Saved entries
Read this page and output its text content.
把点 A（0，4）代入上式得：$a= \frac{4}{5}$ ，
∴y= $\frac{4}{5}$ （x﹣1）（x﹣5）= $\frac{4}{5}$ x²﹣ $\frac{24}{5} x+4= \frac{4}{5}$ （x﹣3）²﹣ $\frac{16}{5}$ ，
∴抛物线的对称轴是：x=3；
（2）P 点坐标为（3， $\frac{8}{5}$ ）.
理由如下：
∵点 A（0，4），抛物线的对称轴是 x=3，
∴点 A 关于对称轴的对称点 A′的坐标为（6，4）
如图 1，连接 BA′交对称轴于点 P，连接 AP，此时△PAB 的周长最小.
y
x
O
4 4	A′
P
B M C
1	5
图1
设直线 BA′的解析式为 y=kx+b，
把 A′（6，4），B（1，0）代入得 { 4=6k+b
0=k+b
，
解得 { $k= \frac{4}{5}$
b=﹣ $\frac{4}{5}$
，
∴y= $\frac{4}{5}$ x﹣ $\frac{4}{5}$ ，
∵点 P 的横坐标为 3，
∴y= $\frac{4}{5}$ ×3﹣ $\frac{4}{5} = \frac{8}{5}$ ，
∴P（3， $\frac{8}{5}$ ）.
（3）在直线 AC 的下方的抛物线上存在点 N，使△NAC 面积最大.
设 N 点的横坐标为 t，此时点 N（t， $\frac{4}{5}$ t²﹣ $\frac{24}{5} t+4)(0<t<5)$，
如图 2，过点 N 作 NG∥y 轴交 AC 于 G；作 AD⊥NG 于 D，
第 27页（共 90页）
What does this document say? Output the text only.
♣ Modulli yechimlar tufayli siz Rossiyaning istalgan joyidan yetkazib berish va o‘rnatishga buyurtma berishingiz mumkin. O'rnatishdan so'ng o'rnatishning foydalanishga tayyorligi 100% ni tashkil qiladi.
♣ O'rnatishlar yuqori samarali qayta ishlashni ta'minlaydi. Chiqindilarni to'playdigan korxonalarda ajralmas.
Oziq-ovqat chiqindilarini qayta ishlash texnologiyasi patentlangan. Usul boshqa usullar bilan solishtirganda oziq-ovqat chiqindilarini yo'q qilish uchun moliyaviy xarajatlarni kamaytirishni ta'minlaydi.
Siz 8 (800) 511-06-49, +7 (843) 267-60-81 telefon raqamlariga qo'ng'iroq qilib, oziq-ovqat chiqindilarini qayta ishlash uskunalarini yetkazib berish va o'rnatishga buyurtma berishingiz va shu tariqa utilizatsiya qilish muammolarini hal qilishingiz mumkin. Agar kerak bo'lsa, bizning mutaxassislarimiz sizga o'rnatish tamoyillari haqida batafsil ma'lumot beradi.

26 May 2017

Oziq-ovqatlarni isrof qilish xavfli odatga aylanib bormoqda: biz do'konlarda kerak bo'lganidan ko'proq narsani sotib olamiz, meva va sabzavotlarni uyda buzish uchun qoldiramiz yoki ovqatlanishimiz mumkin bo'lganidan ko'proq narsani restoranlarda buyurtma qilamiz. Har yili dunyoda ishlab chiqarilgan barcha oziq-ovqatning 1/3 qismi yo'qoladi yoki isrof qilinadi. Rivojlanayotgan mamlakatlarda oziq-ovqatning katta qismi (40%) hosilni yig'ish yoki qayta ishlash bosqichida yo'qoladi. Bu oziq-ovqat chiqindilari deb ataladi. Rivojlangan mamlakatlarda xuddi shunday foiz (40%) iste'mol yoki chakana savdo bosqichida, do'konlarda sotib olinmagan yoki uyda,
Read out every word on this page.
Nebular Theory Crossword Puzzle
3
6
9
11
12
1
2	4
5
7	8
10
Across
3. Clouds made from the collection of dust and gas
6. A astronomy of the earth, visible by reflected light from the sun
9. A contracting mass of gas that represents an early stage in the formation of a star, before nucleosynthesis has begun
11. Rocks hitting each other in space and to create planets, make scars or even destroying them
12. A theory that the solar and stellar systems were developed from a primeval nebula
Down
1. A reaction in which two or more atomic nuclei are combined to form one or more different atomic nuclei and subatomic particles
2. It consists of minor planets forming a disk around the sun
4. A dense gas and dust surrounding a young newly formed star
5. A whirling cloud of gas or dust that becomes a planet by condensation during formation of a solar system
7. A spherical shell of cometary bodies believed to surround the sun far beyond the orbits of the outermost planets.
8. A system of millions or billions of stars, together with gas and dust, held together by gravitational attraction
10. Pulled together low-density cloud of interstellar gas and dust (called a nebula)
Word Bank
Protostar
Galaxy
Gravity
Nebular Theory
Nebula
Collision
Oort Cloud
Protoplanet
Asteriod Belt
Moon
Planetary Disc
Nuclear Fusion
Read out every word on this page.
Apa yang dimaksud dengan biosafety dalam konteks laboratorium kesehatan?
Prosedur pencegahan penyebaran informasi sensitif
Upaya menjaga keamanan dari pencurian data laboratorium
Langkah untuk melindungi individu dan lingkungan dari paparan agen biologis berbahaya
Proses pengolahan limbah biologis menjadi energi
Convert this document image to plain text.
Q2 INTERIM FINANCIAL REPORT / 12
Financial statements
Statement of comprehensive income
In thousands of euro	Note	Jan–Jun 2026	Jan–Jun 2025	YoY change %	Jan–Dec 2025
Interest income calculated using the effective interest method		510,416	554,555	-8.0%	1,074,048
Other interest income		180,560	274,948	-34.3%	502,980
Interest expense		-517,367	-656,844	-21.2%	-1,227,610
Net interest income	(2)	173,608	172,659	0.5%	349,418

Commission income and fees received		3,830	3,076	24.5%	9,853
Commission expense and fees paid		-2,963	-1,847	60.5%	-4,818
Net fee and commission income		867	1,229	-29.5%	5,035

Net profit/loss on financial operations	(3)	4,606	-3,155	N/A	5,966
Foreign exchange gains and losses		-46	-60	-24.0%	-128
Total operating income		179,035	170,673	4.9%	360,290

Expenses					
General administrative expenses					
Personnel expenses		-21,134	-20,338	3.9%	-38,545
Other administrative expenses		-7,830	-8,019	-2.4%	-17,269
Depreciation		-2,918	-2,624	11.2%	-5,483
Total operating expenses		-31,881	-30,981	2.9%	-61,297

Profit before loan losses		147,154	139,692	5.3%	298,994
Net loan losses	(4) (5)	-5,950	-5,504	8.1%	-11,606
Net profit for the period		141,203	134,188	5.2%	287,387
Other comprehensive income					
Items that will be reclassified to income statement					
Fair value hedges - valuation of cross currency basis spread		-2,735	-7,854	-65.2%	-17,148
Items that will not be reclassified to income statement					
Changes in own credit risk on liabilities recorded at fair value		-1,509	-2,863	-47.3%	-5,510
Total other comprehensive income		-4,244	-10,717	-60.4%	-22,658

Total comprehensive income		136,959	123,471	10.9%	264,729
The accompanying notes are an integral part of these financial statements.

Work instructions: Write out the records above again, keeping each one identical to the original.

Result:
Read this page and output its text content.
把点 A（0，4）代入上式得：$a= \frac{4}{5}$ ，
∴y= $\frac{4}{5}$ （x﹣1）（x﹣5）= $\frac{4}{5}$ x²﹣ $\frac{24}{5} x+4= \frac{4}{5}$ （x﹣3）²﹣ $\frac{16}{5}$ ，
∴抛物线的对称轴是：x=3；
（2）P 点坐标为（3， $\frac{8}{5}$ ）.
理由如下：
∵点 A（0，4），抛物线的对称轴是 x=3，
∴点 A 关于对称轴的对称点 A′的坐标为（6，4）
如图 1，连接 BA′交对称轴于点 P，连接 AP，此时△PAB 的周长最小.
y
x
O
4 4	A′
P
B M C
1	5
图1
设直线 BA′的解析式为 y=kx+b，
把 A′（6，4），B（1，0）代入得 { 4=6k+b
0=k+b
，
解得 { $k= \frac{4}{5}$
b=﹣ $\frac{4}{5}$
，
∴y= $\frac{4}{5}$ x﹣ $\frac{4}{5}$ ，
∵点 P 的横坐标为 3，
∴y= $\frac{4}{5}$ ×3﹣ $\frac{4}{5} = \frac{8}{5}$ ，
∴P（3， $\frac{8}{5}$ ）.
（3）在直线 AC 的下方的抛物线上存在点 N，使△NAC 面积最大.
设 N 点的横坐标为 t，此时点 N（t， $\frac{4}{5}$ t²﹣ $\frac{24}{5} t+4)(0<t<5)$，
如图 2，过点 N 作 NG∥y 轴交 AC 于 G；作 AD⊥NG 于 D，
第 27页（共 90页）
What does this document say? Output the text only.
♣ Modulli yechimlar tufayli siz Rossiyaning istalgan joyidan yetkazib berish va o‘rnatishga buyurtma berishingiz mumkin. O'rnatishdan so'ng o'rnatishning foydalanishga tayyorligi 100% ni tashkil qiladi.
♣ O'rnatishlar yuqori samarali qayta ishlashni ta'minlaydi. Chiqindilarni to'playdigan korxonalarda ajralmas.
Oziq-ovqat chiqindilarini qayta ishlash texnologiyasi patentlangan. Usul boshqa usullar bilan solishtirganda oziq-ovqat chiqindilarini yo'q qilish uchun moliyaviy xarajatlarni kamaytirishni ta'minlaydi.
Siz 8 (800) 511-06-49, +7 (843) 267-60-81 telefon raqamlariga qo'ng'iroq qilib, oziq-ovqat chiqindilarini qayta ishlash uskunalarini yetkazib berish va o'rnatishga buyurtma berishingiz va shu tariqa utilizatsiya qilish muammolarini hal qilishingiz mumkin. Agar kerak bo'lsa, bizning mutaxassislarimiz sizga o'rnatish tamoyillari haqida batafsil ma'lumot beradi.

26 May 2017

Oziq-ovqatlarni isrof qilish xavfli odatga aylanib bormoqda: biz do'konlarda kerak bo'lganidan ko'proq narsani sotib olamiz, meva va sabzavotlarni uyda buzish uchun qoldiramiz yoki ovqatlanishimiz mumkin bo'lganidan ko'proq narsani restoranlarda buyurtma qilamiz. Har yili dunyoda ishlab chiqarilgan barcha oziq-ovqatning 1/3 qismi yo'qoladi yoki isrof qilinadi. Rivojlanayotgan mamlakatlarda oziq-ovqatning katta qismi (40%) hosilni yig'ish yoki qayta ishlash bosqichida yo'qoladi. Bu oziq-ovqat chiqindilari deb ataladi. Rivojlangan mamlakatlarda xuddi shunday foiz (40%) iste'mol yoki chakana savdo bosqichida, do'konlarda sotib olinmagan yoki uyda,
Read out every word on this page.
Nebular Theory Crossword Puzzle
3
6
9
11
12
1
2	4
5
7	8
10
Across
3. Clouds made from the collection of dust and gas
6. A astronomy of the earth, visible by reflected light from the sun
9. A contracting mass of gas that represents an early stage in the formation of a star, before nucleosynthesis has begun
11. Rocks hitting each other in space and to create planets, make scars or even destroying them
12. A theory that the solar and stellar systems were developed from a primeval nebula
Down
1. A reaction in which two or more atomic nuclei are combined to form one or more different atomic nuclei and subatomic particles
2. It consists of minor planets forming a disk around the sun
4. A dense gas and dust surrounding a young newly formed star
5. A whirling cloud of gas or dust that becomes a planet by condensation during formation of a solar system
7. A spherical shell of cometary bodies believed to surround the sun far beyond the orbits of the outermost planets.
8. A system of millions or billions of stars, together with gas and dust, held together by gravitational attraction
10. Pulled together low-density cloud of interstellar gas and dust (called a nebula)
Word Bank
Protostar
Galaxy
Gravity
Nebular Theory
Nebula
Collision
Oort Cloud
Protoplanet
Asteriod Belt
Moon
Planetary Disc
Nuclear Fusion
Read out every word on this page.
Apa yang dimaksud dengan biosafety dalam konteks laboratorium kesehatan?
Prosedur pencegahan penyebaran informasi sensitif
Upaya menjaga keamanan dari pencurian data laboratorium
Langkah untuk melindungi individu dan lingkungan dari paparan agen biologis berbahaya
Proses pengolahan limbah biologis menjadi energi
Convert this document image to plain text.
Q2 INTERIM FINANCIAL REPORT / 12
Financial statements
Statement of comprehensive income
In thousands of euro	Note	Jan–Jun 2026	Jan–Jun 2025	YoY change %	Jan–Dec 2025
Interest income calculated using the effective interest method		510,416	554,555	-8.0%	1,074,048
Other interest income		180,560	274,948	-34.3%	502,980
Interest expense		-517,367	-656,844	-21.2%	-1,227,610
Net interest income	(2)	173,608	172,659	0.5%	349,418

Commission income and fees received		3,830	3,076	24.5%	9,853
Commission expense and fees paid		-2,963	-1,847	60.5%	-4,818
Net fee and commission income		867	1,229	-29.5%	5,035

Net profit/loss on financial operations	(3)	4,606	-3,155	N/A	5,966
Foreign exchange gains and losses		-46	-60	-24.0%	-128
Total operating income		179,035	170,673	4.9%	360,290

Expenses					
General administrative expenses					
Personnel expenses		-21,134	-20,338	3.9%	-38,545
Other administrative expenses		-7,830	-8,019	-2.4%	-17,269
Depreciation		-2,918	-2,624	11.2%	-5,483
Total operating expenses		-31,881	-30,981	2.9%	-61,297

Profit before loan losses		147,154	139,692	5.3%	298,994
Net loan losses	(4) (5)	-5,950	-5,504	8.1%	-11,606
Net profit for the period		141,203	134,188	5.2%	287,387
Other comprehensive income					
Items that will be reclassified to income statement					
Fair value hedges - valuation of cross currency basis spread		-2,735	-7,854	-65.2%	-17,148
Items that will not be reclassified to income statement					
Changes in own credit risk on liabilities recorded at fair value		-1,509	-2,863	-47.3%	-5,510
Total other comprehensive income		-4,244	-10,717	-60.4%	-22,658

Total comprehensive income		136,959	123,471	10.9%	264,729
The accompanying notes are an integral part of these financial statements.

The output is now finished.